WRITTEN TASK: Extract all records. Keep each one exact.

***** INPUT *****

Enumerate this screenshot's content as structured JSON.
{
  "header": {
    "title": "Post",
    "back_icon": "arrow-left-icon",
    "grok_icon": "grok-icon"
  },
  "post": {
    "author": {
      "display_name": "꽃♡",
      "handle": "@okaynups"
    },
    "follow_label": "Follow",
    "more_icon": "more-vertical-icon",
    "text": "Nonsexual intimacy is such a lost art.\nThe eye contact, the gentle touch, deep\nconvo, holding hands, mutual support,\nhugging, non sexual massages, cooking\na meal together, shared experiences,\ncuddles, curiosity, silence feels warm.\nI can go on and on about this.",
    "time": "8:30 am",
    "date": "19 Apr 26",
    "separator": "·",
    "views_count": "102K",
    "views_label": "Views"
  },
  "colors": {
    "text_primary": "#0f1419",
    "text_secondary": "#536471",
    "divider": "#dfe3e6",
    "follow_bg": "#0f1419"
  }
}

*****

EXERCISE OUTPUT:
Enumerate this screenshot's content as structured JSON.
{
  "header": {
    "title": "Post",
    "back_icon": "arrow-left-icon",
    "grok_icon": "grok-icon"
  },
  "post": {
    "author": {
      "display_name": "꽃♡",
      "handle": "@okaynups"
    },
    "follow_label": "Follow",
    "more_icon": "more-vertical-icon",
    "text": "Nonsexual intimacy is such a lost art.\nThe eye contact, the gentle touch, deep\nconvo, holding hands, mutual support,\nhugging, non sexual massages, cooking\na meal together, shared experiences,\ncuddles, curiosity, silence feels warm.\nI can go on and on about this.",
    "time": "8:30 am",
    "date": "19 Apr 26",
    "separator": "·",
    "views_count": "102K",
    "views_label": "Views"
  },
  "colors": {
    "text_primary": "#0f1419",
    "text_secondary": "#536471",
    "divider": "#dfe3e6",
    "follow_bg": "#0f1419"
  }
}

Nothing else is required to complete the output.